**Collected data**
▬▬▬▬▬▬▬▬▬▬

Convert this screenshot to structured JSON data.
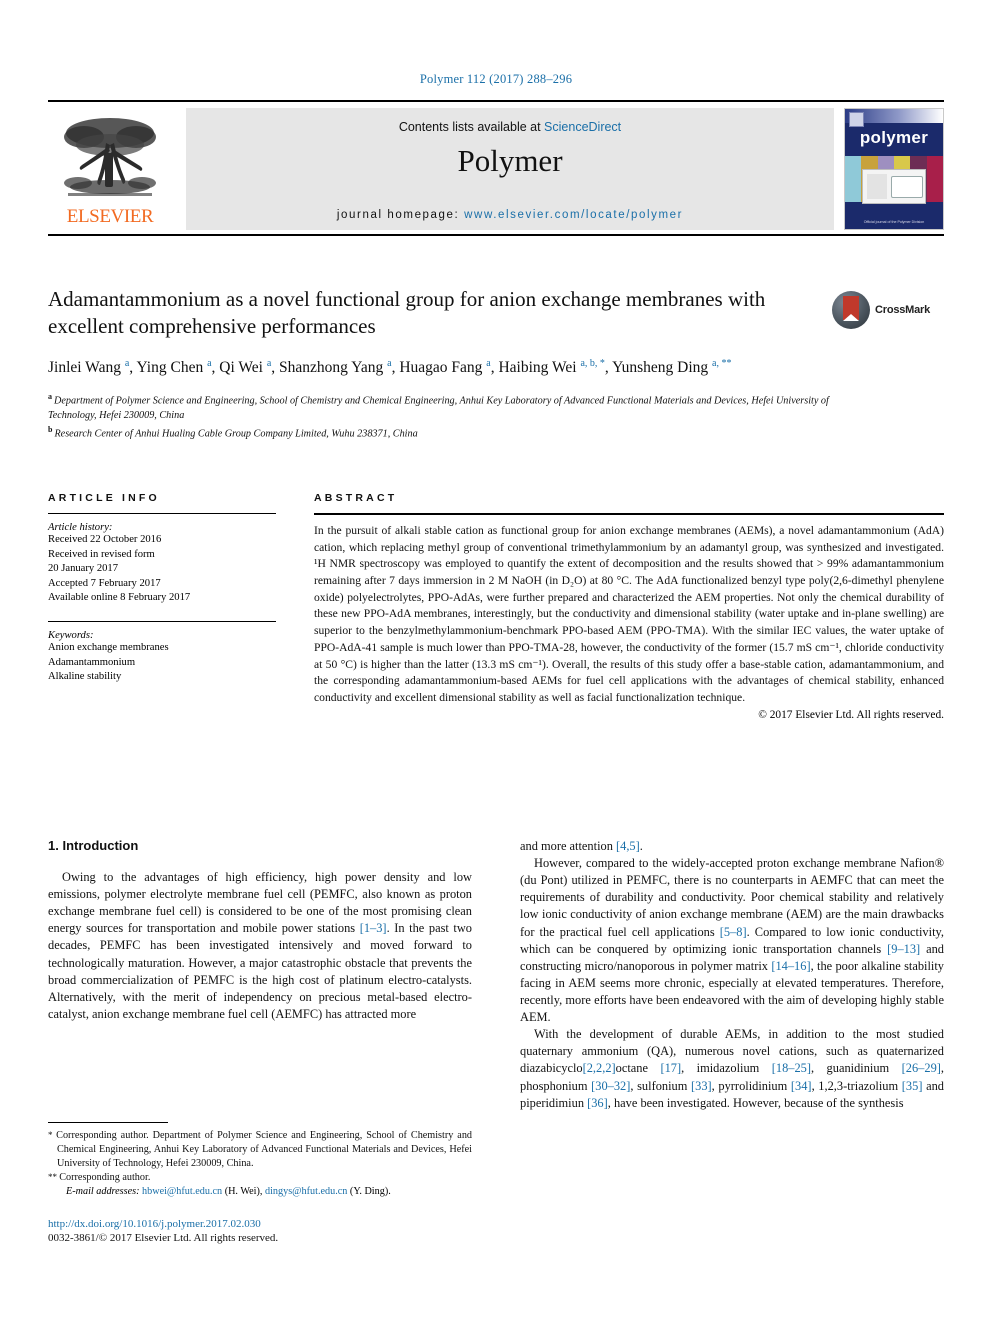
{
  "running_head": "Polymer 112 (2017) 288–296",
  "masthead": {
    "contents_prefix": "Contents lists available at ",
    "sciencedirect": "ScienceDirect",
    "journal_name": "Polymer",
    "homepage_label": "journal homepage: ",
    "homepage_url": "www.elsevier.com/locate/polymer",
    "publisher": "ELSEVIER",
    "cover": {
      "title": "polymer",
      "footer": "Official journal of the Polymer Division"
    }
  },
  "article": {
    "title": "Adamantammonium as a novel functional group for anion exchange membranes with excellent comprehensive performances",
    "crossmark_label": "CrossMark",
    "authors": [
      {
        "name": "Jinlei Wang",
        "marks": "a"
      },
      {
        "name": "Ying Chen",
        "marks": "a"
      },
      {
        "name": "Qi Wei",
        "marks": "a"
      },
      {
        "name": "Shanzhong Yang",
        "marks": "a"
      },
      {
        "name": "Huagao Fang",
        "marks": "a"
      },
      {
        "name": "Haibing Wei",
        "marks": "a, b, *"
      },
      {
        "name": "Yunsheng Ding",
        "marks": "a, **"
      }
    ],
    "affiliations": [
      {
        "mark": "a",
        "text": "Department of Polymer Science and Engineering, School of Chemistry and Chemical Engineering, Anhui Key Laboratory of Advanced Functional Materials and Devices, Hefei University of Technology, Hefei 230009, China"
      },
      {
        "mark": "b",
        "text": "Research Center of Anhui Hualing Cable Group Company Limited, Wuhu 238371, China"
      }
    ]
  },
  "article_info": {
    "heading": "ARTICLE INFO",
    "history_label": "Article history:",
    "history": [
      "Received 22 October 2016",
      "Received in revised form",
      "20 January 2017",
      "Accepted 7 February 2017",
      "Available online 8 February 2017"
    ],
    "keywords_label": "Keywords:",
    "keywords": [
      "Anion exchange membranes",
      "Adamantammonium",
      "Alkaline stability"
    ]
  },
  "abstract": {
    "heading": "ABSTRACT",
    "text": "In the pursuit of alkali stable cation as functional group for anion exchange membranes (AEMs), a novel adamantammonium (AdA) cation, which replacing methyl group of conventional trimethylammonium by an adamantyl group, was synthesized and investigated. ¹H NMR spectroscopy was employed to quantify the extent of decomposition and the results showed that > 99% adamantammonium remaining after 7 days immersion in 2 M NaOH (in D₂O) at 80 °C. The AdA functionalized benzyl type poly(2,6-dimethyl phenylene oxide) polyelectrolytes, PPO-AdAs, were further prepared and characterized the AEM properties. Not only the chemical durability of these new PPO-AdA membranes, interestingly, but the conductivity and dimensional stability (water uptake and in-plane swelling) are superior to the benzylmethylammonium-benchmark PPO-based AEM (PPO-TMA). With the similar IEC values, the water uptake of PPO-AdA-41 sample is much lower than PPO-TMA-28, however, the conductivity of the former (15.7 mS cm⁻¹, chloride conductivity at 50 °C) is higher than the latter (13.3 mS cm⁻¹). Overall, the results of this study offer a base-stable cation, adamantammonium, and the corresponding adamantammonium-based AEMs for fuel cell applications with the advantages of chemical stability, enhanced conductivity and excellent dimensional stability as well as facial functionalization technique.",
    "copyright": "© 2017 Elsevier Ltd. All rights reserved."
  },
  "introduction": {
    "heading": "1. Introduction",
    "left_paragraph": "Owing to the advantages of high efficiency, high power density and low emissions, polymer electrolyte membrane fuel cell (PEMFC, also known as proton exchange membrane fuel cell) is considered to be one of the most promising clean energy sources for transportation and mobile power stations [1–3]. In the past two decades, PEMFC has been investigated intensively and moved forward to technologically maturation. However, a major catastrophic obstacle that prevents the broad commercialization of PEMFC is the high cost of platinum electro-catalysts. Alternatively, with the merit of independency on precious metal-based electro-catalyst, anion exchange membrane fuel cell (AEMFC) has attracted more",
    "right_paragraph_continued": "and more attention [4,5].",
    "right_paragraph_2": "However, compared to the widely-accepted proton exchange membrane Nafion® (du Pont) utilized in PEMFC, there is no counterparts in AEMFC that can meet the requirements of durability and conductivity. Poor chemical stability and relatively low ionic conductivity of anion exchange membrane (AEM) are the main drawbacks for the practical fuel cell applications [5–8]. Compared to low ionic conductivity, which can be conquered by optimizing ionic transportation channels [9–13] and constructing micro/nanoporous in polymer matrix [14–16], the poor alkaline stability facing in AEM seems more chronic, especially at elevated temperatures. Therefore, recently, more efforts have been endeavored with the aim of developing highly stable AEM.",
    "right_paragraph_3": "With the development of durable AEMs, in addition to the most studied quaternary ammonium (QA), numerous novel cations, such as quaternarized diazabicyclo[2,2,2]octane [17], imidazolium [18–25], guanidinium [26–29], phosphonium [30–32], sulfonium [33], pyrrolidinium [34], 1,2,3-triazolium [35] and piperidimiun [36], have been investigated. However, because of the synthesis"
  },
  "footnotes": {
    "corr1": "Corresponding author. Department of Polymer Science and Engineering, School of Chemistry and Chemical Engineering, Anhui Key Laboratory of Advanced Functional Materials and Devices, Hefei University of Technology, Hefei 230009, China.",
    "corr2": "Corresponding author.",
    "email_label": "E-mail addresses:",
    "email1": "hbwei@hfut.edu.cn",
    "email1_owner": "(H. Wei),",
    "email2": "dingys@hfut.edu.cn",
    "email2_owner": "(Y. Ding).",
    "doi": "http://dx.doi.org/10.1016/j.polymer.2017.02.030",
    "issn": "0032-3861/© 2017 Elsevier Ltd. All rights reserved."
  },
  "colors": {
    "link": "#1a6fa8",
    "elsevier_orange": "#F26A21",
    "cover_blue": "#1b2a6b"
  }
}
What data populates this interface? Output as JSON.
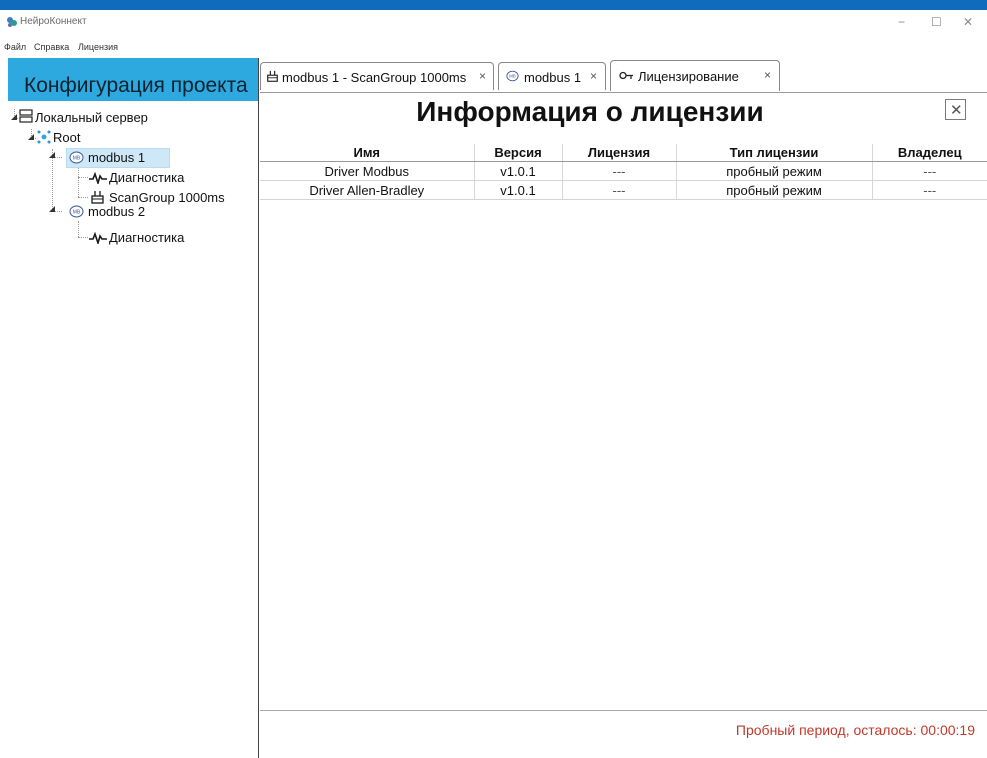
{
  "window": {
    "title": "НейроКоннект",
    "minimize": "−",
    "maximize": "☐",
    "close": "✕"
  },
  "menu": [
    "Файл",
    "Справка",
    "Лицензия"
  ],
  "left_panel": {
    "title": "Конфигурация проекта",
    "tree": {
      "server": "Локальный сервер",
      "root": "Root",
      "modbus1": "modbus 1",
      "modbus1_diag": "Диагностика",
      "modbus1_scan": "ScanGroup 1000ms",
      "modbus2": "modbus 2",
      "modbus2_diag": "Диагностика",
      "selected": "modbus 1"
    }
  },
  "tabs": [
    {
      "label": "modbus 1 - ScanGroup 1000ms",
      "icon": "scangroup-icon",
      "close": "×"
    },
    {
      "label": "modbus 1",
      "icon": "modbus-icon",
      "close": "×"
    },
    {
      "label": "Лицензирование",
      "icon": "key-icon",
      "close": "×",
      "active": true
    }
  ],
  "license_page": {
    "title": "Информация о лицензии",
    "close_symbol": "✕",
    "columns": [
      "Имя",
      "Версия",
      "Лицензия",
      "Тип лицензии",
      "Владелец"
    ],
    "rows": [
      [
        "Driver Modbus",
        "v1.0.1",
        "---",
        "пробный режим",
        "---"
      ],
      [
        "Driver Allen-Bradley",
        "v1.0.1",
        "---",
        "пробный режим",
        "---"
      ]
    ],
    "status": "Пробный период, осталось: 00:00:19"
  },
  "colors": {
    "accent": "#0f6cbd",
    "panel_header": "#2da9df",
    "selection": "#cfe8f8",
    "status_text": "#c0392b"
  }
}
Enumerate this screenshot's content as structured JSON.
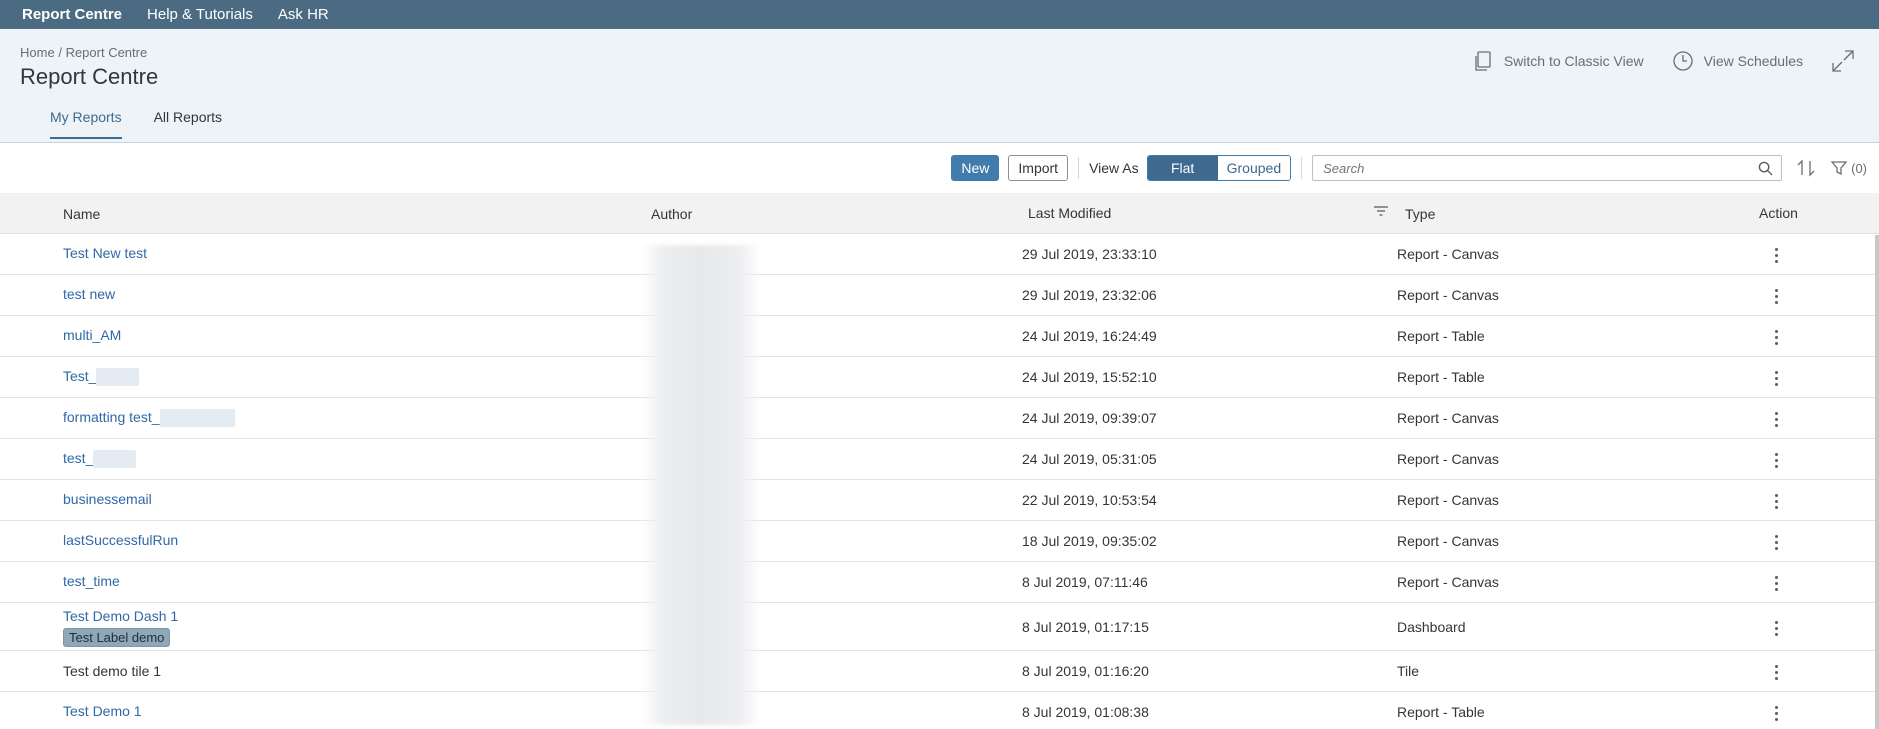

▬▬▬▬▬▬▬▬▬▬

**Exercise prompt**
Reproduce each record above by retyping it exactly; omit all images.

**Final answer**
Convert this screenshot to structured JSON data.
{
  "running_head": "Polymer 112 (2017) 288–296",
  "masthead": {
    "contents_prefix": "Contents lists available at ",
    "sciencedirect": "ScienceDirect",
    "journal_name": "Polymer",
    "homepage_label": "journal homepage: ",
    "homepage_url": "www.elsevier.com/locate/polymer",
    "publisher": "ELSEVIER",
    "cover": {
      "title": "polymer",
      "footer": "Official journal of the Polymer Division"
    }
  },
  "article": {
    "title": "Adamantammonium as a novel functional group for anion exchange membranes with excellent comprehensive performances",
    "crossmark_label": "CrossMark",
    "authors": [
      {
        "name": "Jinlei Wang",
        "marks": "a"
      },
      {
        "name": "Ying Chen",
        "marks": "a"
      },
      {
        "name": "Qi Wei",
        "marks": "a"
      },
      {
        "name": "Shanzhong Yang",
        "marks": "a"
      },
      {
        "name": "Huagao Fang",
        "marks": "a"
      },
      {
        "name": "Haibing Wei",
        "marks": "a, b, *"
      },
      {
        "name": "Yunsheng Ding",
        "marks": "a, **"
      }
    ],
    "affiliations": [
      {
        "mark": "a",
        "text": "Department of Polymer Science and Engineering, School of Chemistry and Chemical Engineering, Anhui Key Laboratory of Advanced Functional Materials and Devices, Hefei University of Technology, Hefei 230009, China"
      },
      {
        "mark": "b",
        "text": "Research Center of Anhui Hualing Cable Group Company Limited, Wuhu 238371, China"
      }
    ]
  },
  "article_info": {
    "heading": "ARTICLE INFO",
    "history_label": "Article history:",
    "history": [
      "Received 22 October 2016",
      "Received in revised form",
      "20 January 2017",
      "Accepted 7 February 2017",
      "Available online 8 February 2017"
    ],
    "keywords_label": "Keywords:",
    "keywords": [
      "Anion exchange membranes",
      "Adamantammonium",
      "Alkaline stability"
    ]
  },
  "abstract": {
    "heading": "ABSTRACT",
    "text": "In the pursuit of alkali stable cation as functional group for anion exchange membranes (AEMs), a novel adamantammonium (AdA) cation, which replacing methyl group of conventional trimethylammonium by an adamantyl group, was synthesized and investigated. ¹H NMR spectroscopy was employed to quantify the extent of decomposition and the results showed that > 99% adamantammonium remaining after 7 days immersion in 2 M NaOH (in D₂O) at 80 °C. The AdA functionalized benzyl type poly(2,6-dimethyl phenylene oxide) polyelectrolytes, PPO-AdAs, were further prepared and characterized the AEM properties. Not only the chemical durability of these new PPO-AdA membranes, interestingly, but the conductivity and dimensional stability (water uptake and in-plane swelling) are superior to the benzylmethylammonium-benchmark PPO-based AEM (PPO-TMA). With the similar IEC values, the water uptake of PPO-AdA-41 sample is much lower than PPO-TMA-28, however, the conductivity of the former (15.7 mS cm⁻¹, chloride conductivity at 50 °C) is higher than the latter (13.3 mS cm⁻¹). Overall, the results of this study offer a base-stable cation, adamantammonium, and the corresponding adamantammonium-based AEMs for fuel cell applications with the advantages of chemical stability, enhanced conductivity and excellent dimensional stability as well as facial functionalization technique.",
    "copyright": "© 2017 Elsevier Ltd. All rights reserved."
  },
  "introduction": {
    "heading": "1. Introduction",
    "left_paragraph": "Owing to the advantages of high efficiency, high power density and low emissions, polymer electrolyte membrane fuel cell (PEMFC, also known as proton exchange membrane fuel cell) is considered to be one of the most promising clean energy sources for transportation and mobile power stations [1–3]. In the past two decades, PEMFC has been investigated intensively and moved forward to technologically maturation. However, a major catastrophic obstacle that prevents the broad commercialization of PEMFC is the high cost of platinum electro-catalysts. Alternatively, with the merit of independency on precious metal-based electro-catalyst, anion exchange membrane fuel cell (AEMFC) has attracted more",
    "right_paragraph_continued": "and more attention [4,5].",
    "right_paragraph_2": "However, compared to the widely-accepted proton exchange membrane Nafion® (du Pont) utilized in PEMFC, there is no counterparts in AEMFC that can meet the requirements of durability and conductivity. Poor chemical stability and relatively low ionic conductivity of anion exchange membrane (AEM) are the main drawbacks for the practical fuel cell applications [5–8]. Compared to low ionic conductivity, which can be conquered by optimizing ionic transportation channels [9–13] and constructing micro/nanoporous in polymer matrix [14–16], the poor alkaline stability facing in AEM seems more chronic, especially at elevated temperatures. Therefore, recently, more efforts have been endeavored with the aim of developing highly stable AEM.",
    "right_paragraph_3": "With the development of durable AEMs, in addition to the most studied quaternary ammonium (QA), numerous novel cations, such as quaternarized diazabicyclo[2,2,2]octane [17], imidazolium [18–25], guanidinium [26–29], phosphonium [30–32], sulfonium [33], pyrrolidinium [34], 1,2,3-triazolium [35] and piperidimiun [36], have been investigated. However, because of the synthesis"
  },
  "footnotes": {
    "corr1": "Corresponding author. Department of Polymer Science and Engineering, School of Chemistry and Chemical Engineering, Anhui Key Laboratory of Advanced Functional Materials and Devices, Hefei University of Technology, Hefei 230009, China.",
    "corr2": "Corresponding author.",
    "email_label": "E-mail addresses:",
    "email1": "hbwei@hfut.edu.cn",
    "email1_owner": "(H. Wei),",
    "email2": "dingys@hfut.edu.cn",
    "email2_owner": "(Y. Ding).",
    "doi": "http://dx.doi.org/10.1016/j.polymer.2017.02.030",
    "issn": "0032-3861/© 2017 Elsevier Ltd. All rights reserved."
  },
  "colors": {
    "link": "#1a6fa8",
    "elsevier_orange": "#F26A21",
    "cover_blue": "#1b2a6b"
  }
}
What data populates this interface? Output as JSON.
{
  "window": {
    "title": "НейроКоннект",
    "minimize": "−",
    "maximize": "☐",
    "close": "✕"
  },
  "menu": [
    "Файл",
    "Справка",
    "Лицензия"
  ],
  "left_panel": {
    "title": "Конфигурация проекта",
    "tree": {
      "server": "Локальный сервер",
      "root": "Root",
      "modbus1": "modbus 1",
      "modbus1_diag": "Диагностика",
      "modbus1_scan": "ScanGroup 1000ms",
      "modbus2": "modbus 2",
      "modbus2_diag": "Диагностика",
      "selected": "modbus 1"
    }
  },
  "tabs": [
    {
      "label": "modbus 1 - ScanGroup 1000ms",
      "icon": "scangroup-icon",
      "close": "×"
    },
    {
      "label": "modbus 1",
      "icon": "modbus-icon",
      "close": "×"
    },
    {
      "label": "Лицензирование",
      "icon": "key-icon",
      "close": "×",
      "active": true
    }
  ],
  "license_page": {
    "title": "Информация о лицензии",
    "close_symbol": "✕",
    "columns": [
      "Имя",
      "Версия",
      "Лицензия",
      "Тип лицензии",
      "Владелец"
    ],
    "rows": [
      [
        "Driver Modbus",
        "v1.0.1",
        "---",
        "пробный режим",
        "---"
      ],
      [
        "Driver Allen-Bradley",
        "v1.0.1",
        "---",
        "пробный режим",
        "---"
      ]
    ],
    "status": "Пробный период, осталось: 00:00:19"
  },
  "colors": {
    "accent": "#0f6cbd",
    "panel_header": "#2da9df",
    "selection": "#cfe8f8",
    "status_text": "#c0392b"
  }
}
Enumerate this screenshot's content as structured JSON.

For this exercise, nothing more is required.